§ **SET PROBLEM**:
Print all entries word for word.

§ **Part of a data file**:

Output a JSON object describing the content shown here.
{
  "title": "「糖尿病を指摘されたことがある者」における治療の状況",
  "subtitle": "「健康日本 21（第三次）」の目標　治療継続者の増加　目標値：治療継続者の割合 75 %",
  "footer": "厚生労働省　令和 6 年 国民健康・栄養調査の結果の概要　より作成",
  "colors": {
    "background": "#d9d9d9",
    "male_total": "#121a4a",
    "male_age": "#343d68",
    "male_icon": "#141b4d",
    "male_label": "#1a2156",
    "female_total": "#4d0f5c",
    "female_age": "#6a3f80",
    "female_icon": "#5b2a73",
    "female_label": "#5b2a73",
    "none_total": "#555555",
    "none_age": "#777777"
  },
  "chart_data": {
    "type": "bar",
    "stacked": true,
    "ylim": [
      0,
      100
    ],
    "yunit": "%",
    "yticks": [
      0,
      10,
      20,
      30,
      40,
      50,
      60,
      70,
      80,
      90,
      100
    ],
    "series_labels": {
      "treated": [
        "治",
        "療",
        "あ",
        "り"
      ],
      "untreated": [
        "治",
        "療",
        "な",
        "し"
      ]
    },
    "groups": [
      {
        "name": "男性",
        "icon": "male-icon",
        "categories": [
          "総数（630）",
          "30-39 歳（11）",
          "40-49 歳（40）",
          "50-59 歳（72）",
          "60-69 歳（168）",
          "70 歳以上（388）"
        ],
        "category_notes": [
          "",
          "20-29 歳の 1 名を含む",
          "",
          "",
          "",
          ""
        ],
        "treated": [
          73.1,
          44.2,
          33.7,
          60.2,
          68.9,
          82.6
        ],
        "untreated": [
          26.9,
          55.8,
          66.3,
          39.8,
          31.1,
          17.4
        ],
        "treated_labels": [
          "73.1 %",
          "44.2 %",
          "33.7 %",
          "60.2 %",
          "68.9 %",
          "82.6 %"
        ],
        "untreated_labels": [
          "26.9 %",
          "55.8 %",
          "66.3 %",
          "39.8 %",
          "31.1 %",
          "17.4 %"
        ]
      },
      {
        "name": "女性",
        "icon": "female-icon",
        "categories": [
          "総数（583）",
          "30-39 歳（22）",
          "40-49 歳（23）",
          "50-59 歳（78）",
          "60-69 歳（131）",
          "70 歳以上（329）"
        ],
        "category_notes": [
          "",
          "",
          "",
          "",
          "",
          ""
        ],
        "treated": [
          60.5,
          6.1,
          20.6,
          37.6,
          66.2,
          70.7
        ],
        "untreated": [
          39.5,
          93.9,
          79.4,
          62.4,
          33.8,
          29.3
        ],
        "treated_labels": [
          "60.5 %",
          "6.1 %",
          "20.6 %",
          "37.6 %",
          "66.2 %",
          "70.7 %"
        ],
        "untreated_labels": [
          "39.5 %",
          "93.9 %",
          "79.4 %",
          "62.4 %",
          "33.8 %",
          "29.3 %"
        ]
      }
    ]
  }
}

§ **THE SOLUTION**:
Output a JSON object describing the content shown here.
{
  "title": "「糖尿病を指摘されたことがある者」における治療の状況",
  "subtitle": "「健康日本 21（第三次）」の目標　治療継続者の増加　目標値：治療継続者の割合 75 %",
  "footer": "厚生労働省　令和 6 年 国民健康・栄養調査の結果の概要　より作成",
  "colors": {
    "background": "#d9d9d9",
    "male_total": "#121a4a",
    "male_age": "#343d68",
    "male_icon": "#141b4d",
    "male_label": "#1a2156",
    "female_total": "#4d0f5c",
    "female_age": "#6a3f80",
    "female_icon": "#5b2a73",
    "female_label": "#5b2a73",
    "none_total": "#555555",
    "none_age": "#777777"
  },
  "chart_data": {
    "type": "bar",
    "stacked": true,
    "ylim": [
      0,
      100
    ],
    "yunit": "%",
    "yticks": [
      0,
      10,
      20,
      30,
      40,
      50,
      60,
      70,
      80,
      90,
      100
    ],
    "series_labels": {
      "treated": [
        "治",
        "療",
        "あ",
        "り"
      ],
      "untreated": [
        "治",
        "療",
        "な",
        "し"
      ]
    },
    "groups": [
      {
        "name": "男性",
        "icon": "male-icon",
        "categories": [
          "総数（630）",
          "30-39 歳（11）",
          "40-49 歳（40）",
          "50-59 歳（72）",
          "60-69 歳（168）",
          "70 歳以上（388）"
        ],
        "category_notes": [
          "",
          "20-29 歳の 1 名を含む",
          "",
          "",
          "",
          ""
        ],
        "treated": [
          73.1,
          44.2,
          33.7,
          60.2,
          68.9,
          82.6
        ],
        "untreated": [
          26.9,
          55.8,
          66.3,
          39.8,
          31.1,
          17.4
        ],
        "treated_labels": [
          "73.1 %",
          "44.2 %",
          "33.7 %",
          "60.2 %",
          "68.9 %",
          "82.6 %"
        ],
        "untreated_labels": [
          "26.9 %",
          "55.8 %",
          "66.3 %",
          "39.8 %",
          "31.1 %",
          "17.4 %"
        ]
      },
      {
        "name": "女性",
        "icon": "female-icon",
        "categories": [
          "総数（583）",
          "30-39 歳（22）",
          "40-49 歳（23）",
          "50-59 歳（78）",
          "60-69 歳（131）",
          "70 歳以上（329）"
        ],
        "category_notes": [
          "",
          "",
          "",
          "",
          "",
          ""
        ],
        "treated": [
          60.5,
          6.1,
          20.6,
          37.6,
          66.2,
          70.7
        ],
        "untreated": [
          39.5,
          93.9,
          79.4,
          62.4,
          33.8,
          29.3
        ],
        "treated_labels": [
          "60.5 %",
          "6.1 %",
          "20.6 %",
          "37.6 %",
          "66.2 %",
          "70.7 %"
        ],
        "untreated_labels": [
          "39.5 %",
          "93.9 %",
          "79.4 %",
          "62.4 %",
          "33.8 %",
          "29.3 %"
        ]
      }
    ]
  }
}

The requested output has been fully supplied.